■ WHAT IS REQUIRED: Which lines contain the string "namaḥ"? Please list every one of them.
— START MATERIAL SUPPLIED —
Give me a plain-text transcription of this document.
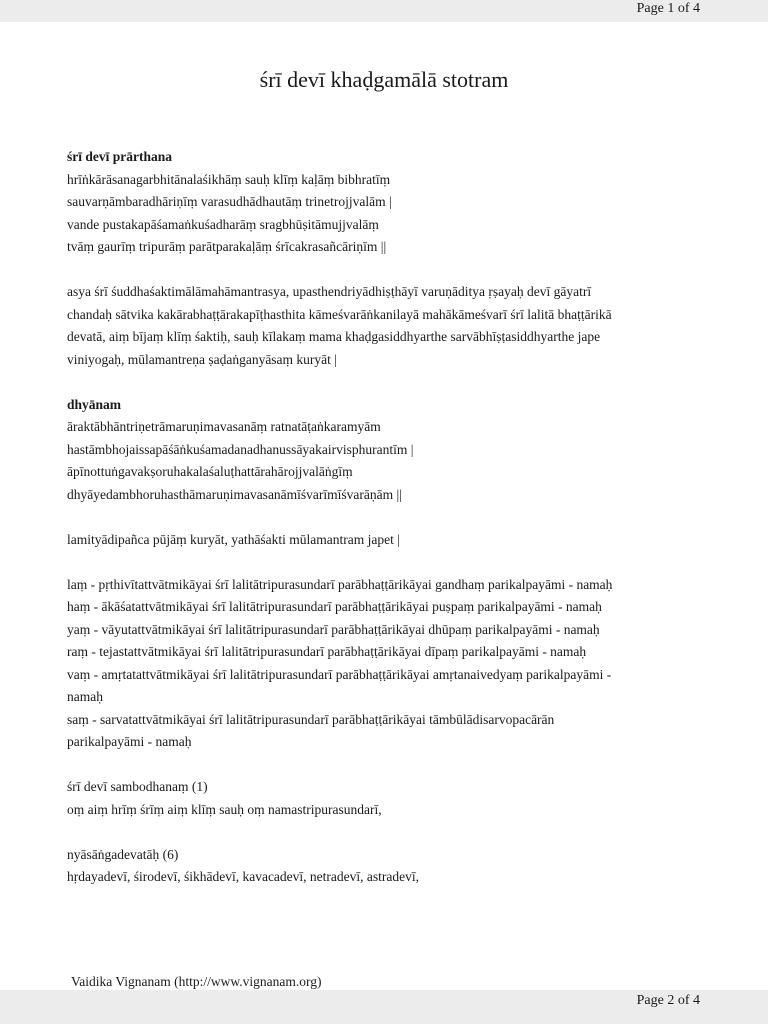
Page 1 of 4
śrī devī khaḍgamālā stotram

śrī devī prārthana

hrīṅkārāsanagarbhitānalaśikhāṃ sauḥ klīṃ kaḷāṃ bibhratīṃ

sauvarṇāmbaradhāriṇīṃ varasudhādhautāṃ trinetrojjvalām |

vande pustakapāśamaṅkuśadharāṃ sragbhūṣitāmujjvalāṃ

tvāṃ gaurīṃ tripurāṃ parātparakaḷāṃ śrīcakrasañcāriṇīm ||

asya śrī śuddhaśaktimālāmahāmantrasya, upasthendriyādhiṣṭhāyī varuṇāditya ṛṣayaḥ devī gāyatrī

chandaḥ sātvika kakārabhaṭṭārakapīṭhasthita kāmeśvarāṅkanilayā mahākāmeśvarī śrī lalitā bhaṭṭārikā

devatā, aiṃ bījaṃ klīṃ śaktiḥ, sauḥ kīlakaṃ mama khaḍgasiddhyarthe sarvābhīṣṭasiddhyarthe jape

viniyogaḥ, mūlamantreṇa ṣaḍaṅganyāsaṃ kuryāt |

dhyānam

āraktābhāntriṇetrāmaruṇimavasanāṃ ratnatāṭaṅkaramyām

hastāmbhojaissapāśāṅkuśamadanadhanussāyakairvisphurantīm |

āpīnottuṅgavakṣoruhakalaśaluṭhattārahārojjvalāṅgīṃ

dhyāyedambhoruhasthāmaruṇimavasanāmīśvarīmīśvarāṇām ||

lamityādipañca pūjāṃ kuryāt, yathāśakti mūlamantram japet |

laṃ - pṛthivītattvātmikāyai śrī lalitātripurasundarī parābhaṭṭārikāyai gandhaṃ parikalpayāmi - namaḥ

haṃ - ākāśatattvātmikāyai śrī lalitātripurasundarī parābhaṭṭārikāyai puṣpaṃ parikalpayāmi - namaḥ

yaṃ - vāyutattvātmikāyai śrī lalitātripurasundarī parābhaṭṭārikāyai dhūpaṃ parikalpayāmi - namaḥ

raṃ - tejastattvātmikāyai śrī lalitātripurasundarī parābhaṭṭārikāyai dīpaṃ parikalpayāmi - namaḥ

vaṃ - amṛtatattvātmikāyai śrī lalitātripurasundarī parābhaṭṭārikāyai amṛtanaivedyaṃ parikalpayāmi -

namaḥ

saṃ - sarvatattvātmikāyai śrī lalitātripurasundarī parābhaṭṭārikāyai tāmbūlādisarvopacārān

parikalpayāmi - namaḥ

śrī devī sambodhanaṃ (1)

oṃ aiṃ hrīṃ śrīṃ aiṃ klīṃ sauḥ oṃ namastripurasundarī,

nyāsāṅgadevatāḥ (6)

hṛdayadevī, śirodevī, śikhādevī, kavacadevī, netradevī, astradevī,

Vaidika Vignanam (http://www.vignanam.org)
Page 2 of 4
— END MATERIAL SUPPLIED —
■ RESPONSE:
laṃ - pṛthivītattvātmikāyai śrī lalitātripurasundarī parābhaṭṭārikāyai gandhaṃ parikalpayāmi - namaḥ
haṃ - ākāśatattvātmikāyai śrī lalitātripurasundarī parābhaṭṭārikāyai puṣpaṃ parikalpayāmi - namaḥ
yaṃ - vāyutattvātmikāyai śrī lalitātripurasundarī parābhaṭṭārikāyai dhūpaṃ parikalpayāmi - namaḥ
raṃ - tejastattvātmikāyai śrī lalitātripurasundarī parābhaṭṭārikāyai dīpaṃ parikalpayāmi - namaḥ
namaḥ
parikalpayāmi - namaḥ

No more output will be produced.